§ **Exercise goal**:
Using the material that follows, identify and copy each line with the string "indios".

§ **Dataset items**:
○ ○ ○ ○ ○

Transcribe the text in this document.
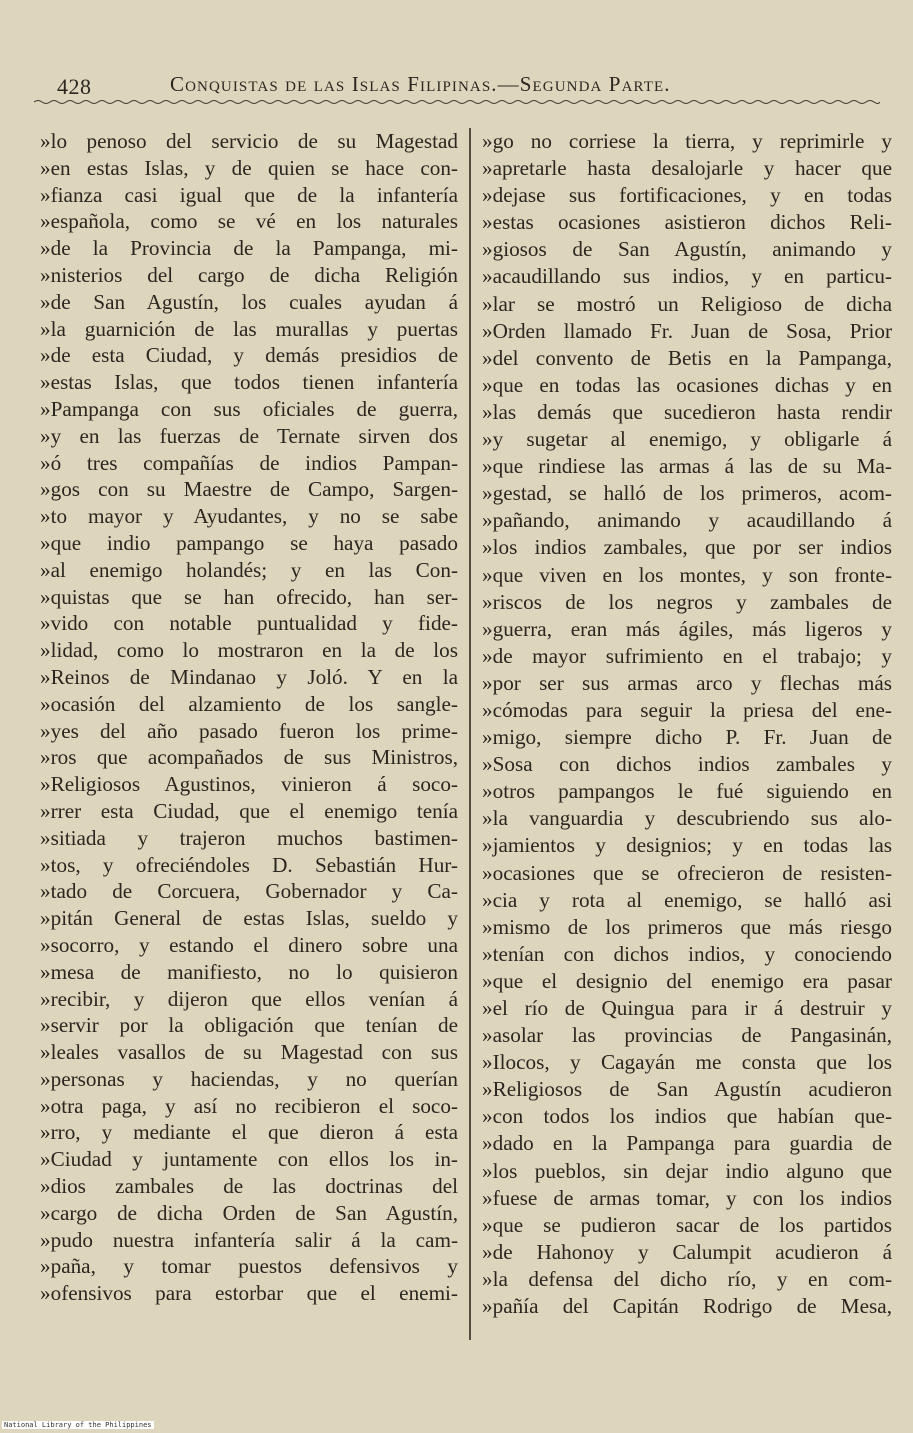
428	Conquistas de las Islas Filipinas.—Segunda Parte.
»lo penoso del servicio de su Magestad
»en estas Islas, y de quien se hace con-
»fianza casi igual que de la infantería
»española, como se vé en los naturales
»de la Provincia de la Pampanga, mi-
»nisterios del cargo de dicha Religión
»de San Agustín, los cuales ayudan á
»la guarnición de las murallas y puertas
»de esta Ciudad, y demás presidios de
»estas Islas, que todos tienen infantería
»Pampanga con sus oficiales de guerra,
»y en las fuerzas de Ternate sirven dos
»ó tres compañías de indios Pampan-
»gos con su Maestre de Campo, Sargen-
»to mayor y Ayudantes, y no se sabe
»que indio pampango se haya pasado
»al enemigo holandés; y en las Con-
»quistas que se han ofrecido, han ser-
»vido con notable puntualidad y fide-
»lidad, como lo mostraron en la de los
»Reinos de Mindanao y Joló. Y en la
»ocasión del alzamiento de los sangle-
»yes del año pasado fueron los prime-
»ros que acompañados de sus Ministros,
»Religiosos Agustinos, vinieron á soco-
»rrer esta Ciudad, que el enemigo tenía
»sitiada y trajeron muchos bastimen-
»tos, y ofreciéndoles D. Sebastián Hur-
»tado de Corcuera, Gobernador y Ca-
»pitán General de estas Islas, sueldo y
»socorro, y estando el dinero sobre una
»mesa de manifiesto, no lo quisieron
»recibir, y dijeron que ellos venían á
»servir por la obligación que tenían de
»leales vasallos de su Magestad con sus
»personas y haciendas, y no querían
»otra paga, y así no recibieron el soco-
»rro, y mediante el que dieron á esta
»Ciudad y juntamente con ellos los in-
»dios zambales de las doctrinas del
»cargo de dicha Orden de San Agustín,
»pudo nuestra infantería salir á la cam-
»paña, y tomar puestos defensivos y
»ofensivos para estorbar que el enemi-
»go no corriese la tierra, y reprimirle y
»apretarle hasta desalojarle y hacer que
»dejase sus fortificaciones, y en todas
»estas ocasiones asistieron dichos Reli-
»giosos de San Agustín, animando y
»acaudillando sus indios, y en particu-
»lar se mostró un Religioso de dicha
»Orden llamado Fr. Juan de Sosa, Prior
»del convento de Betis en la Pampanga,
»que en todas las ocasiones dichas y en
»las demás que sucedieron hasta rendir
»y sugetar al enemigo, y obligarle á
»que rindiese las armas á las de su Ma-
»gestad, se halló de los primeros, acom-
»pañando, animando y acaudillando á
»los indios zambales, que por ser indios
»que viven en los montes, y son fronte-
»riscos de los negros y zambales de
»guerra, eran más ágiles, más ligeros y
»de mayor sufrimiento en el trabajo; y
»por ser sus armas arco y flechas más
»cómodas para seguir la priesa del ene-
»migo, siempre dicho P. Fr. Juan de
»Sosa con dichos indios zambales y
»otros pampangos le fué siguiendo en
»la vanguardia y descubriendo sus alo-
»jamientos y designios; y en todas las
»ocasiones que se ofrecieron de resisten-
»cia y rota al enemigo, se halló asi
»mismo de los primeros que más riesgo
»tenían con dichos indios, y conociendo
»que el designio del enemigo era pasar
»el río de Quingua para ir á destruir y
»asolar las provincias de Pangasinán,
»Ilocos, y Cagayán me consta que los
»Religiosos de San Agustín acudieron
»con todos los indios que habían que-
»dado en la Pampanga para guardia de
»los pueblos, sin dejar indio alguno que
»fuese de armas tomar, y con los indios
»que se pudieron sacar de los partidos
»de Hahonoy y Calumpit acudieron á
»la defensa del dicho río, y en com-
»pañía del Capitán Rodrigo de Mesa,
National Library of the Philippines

○ ○ ○ ○ ○

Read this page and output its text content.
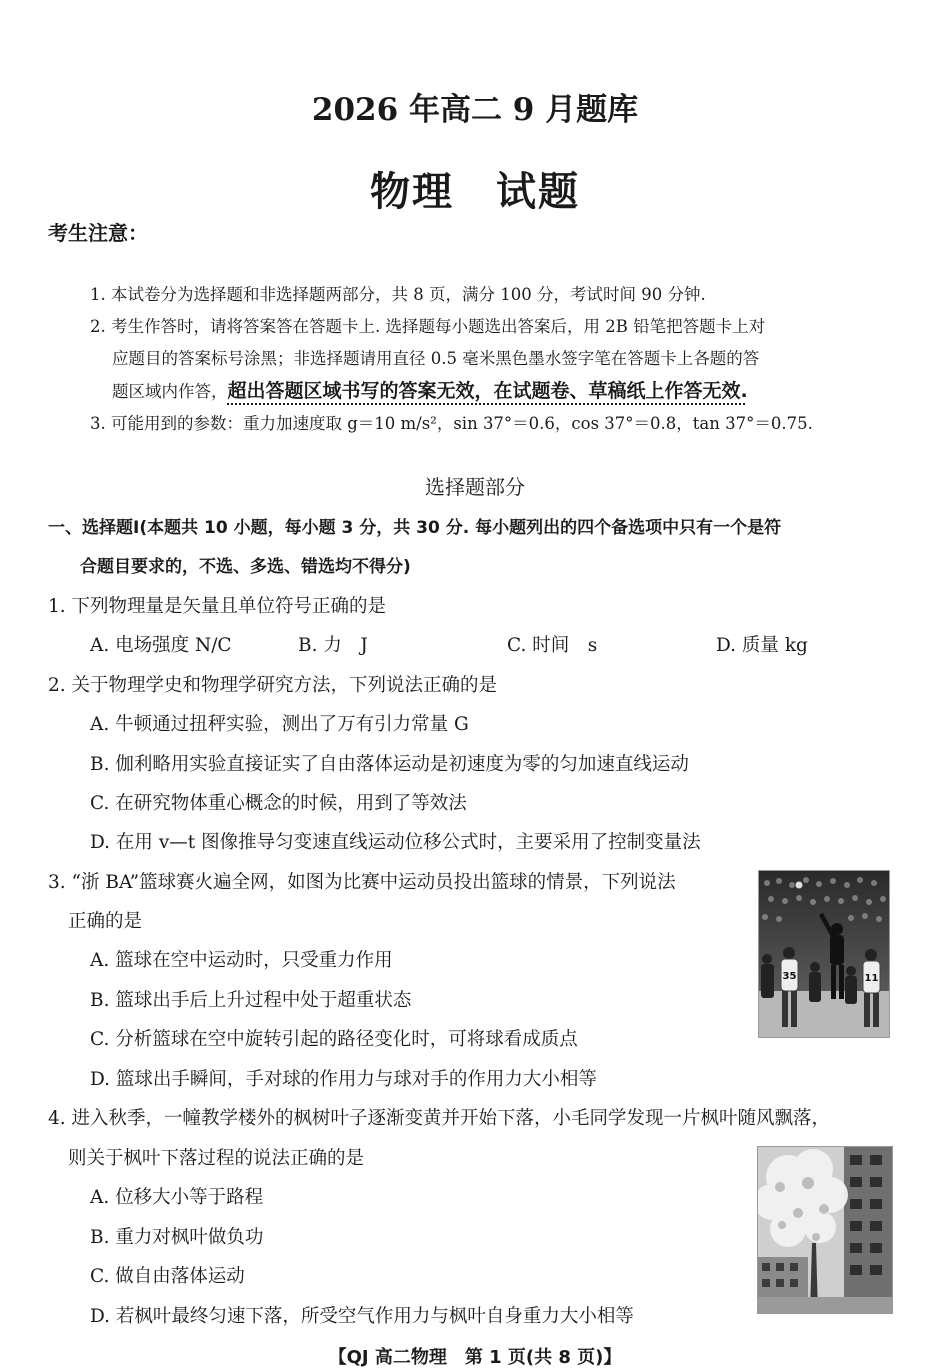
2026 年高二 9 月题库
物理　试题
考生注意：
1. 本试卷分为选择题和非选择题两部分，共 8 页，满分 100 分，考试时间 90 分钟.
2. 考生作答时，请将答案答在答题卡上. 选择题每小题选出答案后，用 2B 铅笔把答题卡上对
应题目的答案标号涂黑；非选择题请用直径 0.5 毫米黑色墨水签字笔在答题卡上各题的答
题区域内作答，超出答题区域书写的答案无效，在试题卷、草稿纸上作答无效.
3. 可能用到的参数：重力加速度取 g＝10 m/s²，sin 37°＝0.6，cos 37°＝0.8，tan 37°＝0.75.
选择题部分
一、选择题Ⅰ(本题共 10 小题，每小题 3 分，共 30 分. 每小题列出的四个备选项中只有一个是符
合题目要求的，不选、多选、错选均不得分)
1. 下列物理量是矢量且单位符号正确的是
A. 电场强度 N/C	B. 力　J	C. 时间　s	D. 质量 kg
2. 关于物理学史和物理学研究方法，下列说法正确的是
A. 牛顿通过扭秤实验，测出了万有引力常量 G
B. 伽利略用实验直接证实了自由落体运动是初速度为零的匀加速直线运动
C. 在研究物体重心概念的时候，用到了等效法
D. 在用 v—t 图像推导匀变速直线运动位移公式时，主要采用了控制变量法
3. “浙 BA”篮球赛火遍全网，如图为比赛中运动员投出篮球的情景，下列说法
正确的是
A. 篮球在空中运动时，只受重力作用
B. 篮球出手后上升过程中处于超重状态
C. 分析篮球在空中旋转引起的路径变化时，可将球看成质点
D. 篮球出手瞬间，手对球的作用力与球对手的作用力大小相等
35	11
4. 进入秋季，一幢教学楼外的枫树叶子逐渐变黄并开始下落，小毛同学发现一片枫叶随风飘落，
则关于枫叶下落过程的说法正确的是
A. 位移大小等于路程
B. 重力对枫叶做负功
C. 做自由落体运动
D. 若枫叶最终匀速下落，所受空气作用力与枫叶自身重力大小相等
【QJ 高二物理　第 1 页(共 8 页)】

○ ○ ○ ○ ○

§ **Exercise answer**:
»ó tres compañías de indios Pampan-
»acaudillando sus indios, y en particu-
»los indios zambales, que por ser indios
»Sosa con dichos indios zambales y
»tenían con dichos indios, y conociendo
»con todos los indios que habían que-
»fuese de armas tomar, y con los indios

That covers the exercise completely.